Using the material that follows, identify and copy each line with the string "name".
* BEGIN Data listing *
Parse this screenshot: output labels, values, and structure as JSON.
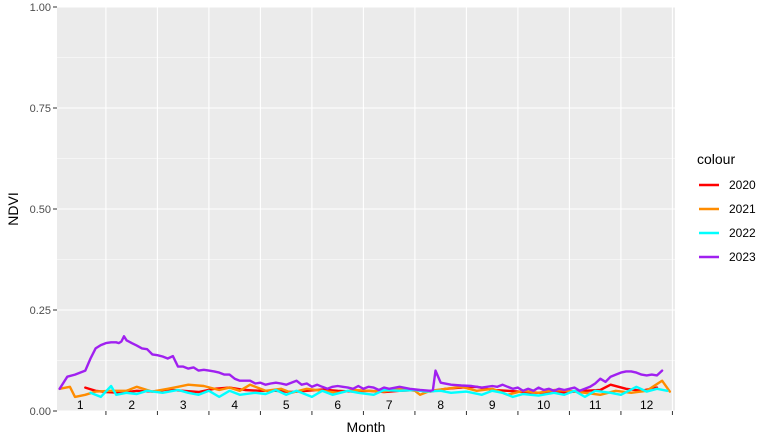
{
  "chart_data": {
    "type": "line",
    "xlabel": "Month",
    "ylabel": "NDVI",
    "xlim": [
      0.55,
      12.55
    ],
    "ylim": [
      0,
      1
    ],
    "y_ticks": [
      "0.00",
      "0.25",
      "0.50",
      "0.75",
      "1.00"
    ],
    "x_ticks": [
      "1",
      "2",
      "3",
      "4",
      "5",
      "6",
      "7",
      "8",
      "9",
      "10",
      "11",
      "12"
    ],
    "grid": true,
    "legend_title": "colour",
    "legend_position": "right",
    "series": [
      {
        "name": "2020",
        "color": "#ff0000",
        "x": [
          1.1,
          1.3,
          1.5,
          1.8,
          2.1,
          2.4,
          2.7,
          3.0,
          3.3,
          3.6,
          3.9,
          4.2,
          4.5,
          4.8,
          5.1,
          5.4,
          5.7,
          6.0,
          6.3,
          6.6,
          6.9,
          7.2,
          7.5,
          7.8,
          8.1,
          8.4,
          8.7,
          9.0,
          9.3,
          9.6,
          9.9,
          10.2,
          10.5,
          10.8,
          11.1,
          11.3,
          11.6,
          11.9,
          12.2
        ],
        "y": [
          0.058,
          0.05,
          0.047,
          0.045,
          0.05,
          0.048,
          0.053,
          0.05,
          0.047,
          0.055,
          0.058,
          0.052,
          0.05,
          0.05,
          0.047,
          0.05,
          0.053,
          0.05,
          0.048,
          0.05,
          0.047,
          0.05,
          0.052,
          0.048,
          0.055,
          0.058,
          0.06,
          0.052,
          0.05,
          0.047,
          0.045,
          0.045,
          0.047,
          0.05,
          0.052,
          0.065,
          0.055,
          0.05,
          0.058
        ]
      },
      {
        "name": "2021",
        "color": "#ff8c00",
        "x": [
          0.6,
          0.8,
          0.9,
          1.1,
          1.3,
          1.6,
          1.9,
          2.1,
          2.4,
          2.7,
          2.9,
          3.1,
          3.4,
          3.7,
          3.9,
          4.1,
          4.3,
          4.6,
          4.9,
          5.1,
          5.4,
          5.7,
          6.0,
          6.3,
          6.6,
          6.9,
          7.2,
          7.5,
          7.6,
          7.8,
          8.1,
          8.4,
          8.7,
          9.0,
          9.3,
          9.6,
          9.9,
          10.2,
          10.5,
          10.8,
          11.1,
          11.4,
          11.7,
          12.0,
          12.3,
          12.45
        ],
        "y": [
          0.055,
          0.06,
          0.035,
          0.04,
          0.048,
          0.05,
          0.05,
          0.06,
          0.048,
          0.055,
          0.06,
          0.065,
          0.062,
          0.052,
          0.058,
          0.05,
          0.065,
          0.05,
          0.055,
          0.045,
          0.055,
          0.05,
          0.045,
          0.052,
          0.05,
          0.048,
          0.055,
          0.05,
          0.04,
          0.05,
          0.055,
          0.06,
          0.05,
          0.055,
          0.04,
          0.05,
          0.045,
          0.052,
          0.05,
          0.045,
          0.04,
          0.05,
          0.045,
          0.05,
          0.075,
          0.048
        ]
      },
      {
        "name": "2022",
        "color": "#00ffff",
        "x": [
          1.2,
          1.4,
          1.6,
          1.7,
          1.9,
          2.1,
          2.3,
          2.6,
          2.9,
          3.1,
          3.3,
          3.5,
          3.7,
          3.9,
          4.1,
          4.4,
          4.6,
          4.8,
          5.0,
          5.2,
          5.5,
          5.7,
          5.9,
          6.2,
          6.4,
          6.7,
          6.9,
          7.2,
          7.5,
          7.7,
          8.0,
          8.2,
          8.5,
          8.8,
          9.0,
          9.2,
          9.4,
          9.6,
          9.9,
          10.2,
          10.4,
          10.6,
          10.8,
          11.0,
          11.3,
          11.5,
          11.8,
          12.0,
          12.2,
          12.4
        ],
        "y": [
          0.045,
          0.035,
          0.062,
          0.04,
          0.045,
          0.042,
          0.05,
          0.045,
          0.052,
          0.045,
          0.04,
          0.05,
          0.035,
          0.05,
          0.04,
          0.045,
          0.042,
          0.052,
          0.04,
          0.05,
          0.035,
          0.05,
          0.04,
          0.05,
          0.045,
          0.04,
          0.052,
          0.05,
          0.052,
          0.048,
          0.05,
          0.045,
          0.048,
          0.04,
          0.05,
          0.045,
          0.035,
          0.042,
          0.038,
          0.045,
          0.04,
          0.05,
          0.035,
          0.05,
          0.045,
          0.04,
          0.06,
          0.048,
          0.055,
          0.05
        ]
      },
      {
        "name": "2023",
        "color": "#a020f0",
        "x": [
          0.6,
          0.75,
          0.9,
          1.1,
          1.2,
          1.3,
          1.4,
          1.5,
          1.6,
          1.7,
          1.75,
          1.8,
          1.85,
          1.9,
          2.0,
          2.1,
          2.2,
          2.3,
          2.4,
          2.5,
          2.6,
          2.7,
          2.8,
          2.9,
          3.0,
          3.1,
          3.2,
          3.3,
          3.4,
          3.5,
          3.6,
          3.7,
          3.8,
          3.9,
          4.0,
          4.1,
          4.2,
          4.3,
          4.4,
          4.5,
          4.6,
          4.7,
          4.8,
          4.9,
          5.0,
          5.1,
          5.2,
          5.3,
          5.4,
          5.5,
          5.6,
          5.7,
          5.8,
          5.9,
          6.0,
          6.1,
          6.2,
          6.3,
          6.4,
          6.5,
          6.6,
          6.7,
          6.8,
          6.9,
          7.0,
          7.2,
          7.4,
          7.6,
          7.8,
          7.85,
          7.9,
          8.0,
          8.2,
          8.4,
          8.6,
          8.8,
          9.0,
          9.1,
          9.2,
          9.3,
          9.4,
          9.5,
          9.6,
          9.7,
          9.8,
          9.9,
          10.0,
          10.1,
          10.2,
          10.3,
          10.4,
          10.5,
          10.6,
          10.7,
          10.8,
          10.9,
          11.0,
          11.1,
          11.2,
          11.3,
          11.4,
          11.5,
          11.6,
          11.7,
          11.8,
          11.9,
          12.0,
          12.1,
          12.2,
          12.3
        ],
        "y": [
          0.055,
          0.085,
          0.09,
          0.1,
          0.13,
          0.155,
          0.163,
          0.168,
          0.17,
          0.17,
          0.168,
          0.172,
          0.185,
          0.175,
          0.168,
          0.162,
          0.155,
          0.153,
          0.14,
          0.138,
          0.135,
          0.13,
          0.136,
          0.11,
          0.11,
          0.105,
          0.108,
          0.1,
          0.102,
          0.1,
          0.098,
          0.095,
          0.09,
          0.09,
          0.08,
          0.075,
          0.075,
          0.075,
          0.068,
          0.07,
          0.065,
          0.068,
          0.07,
          0.068,
          0.065,
          0.07,
          0.075,
          0.065,
          0.068,
          0.06,
          0.065,
          0.06,
          0.055,
          0.06,
          0.062,
          0.06,
          0.058,
          0.055,
          0.062,
          0.055,
          0.06,
          0.058,
          0.052,
          0.058,
          0.055,
          0.06,
          0.055,
          0.052,
          0.05,
          0.052,
          0.1,
          0.07,
          0.065,
          0.063,
          0.062,
          0.058,
          0.062,
          0.06,
          0.065,
          0.06,
          0.055,
          0.058,
          0.05,
          0.055,
          0.05,
          0.058,
          0.052,
          0.055,
          0.05,
          0.055,
          0.052,
          0.055,
          0.058,
          0.05,
          0.055,
          0.06,
          0.068,
          0.08,
          0.072,
          0.085,
          0.09,
          0.095,
          0.098,
          0.098,
          0.095,
          0.09,
          0.088,
          0.09,
          0.088,
          0.1
        ]
      }
    ]
  }
}
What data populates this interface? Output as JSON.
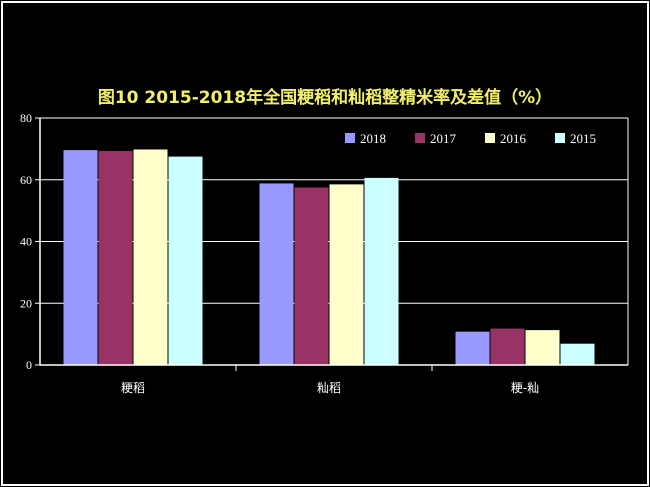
* END Data listing *
(Full answer)
        "name": "2020",
        "name": "2021",
        "name": "2022",
        "name": "2023",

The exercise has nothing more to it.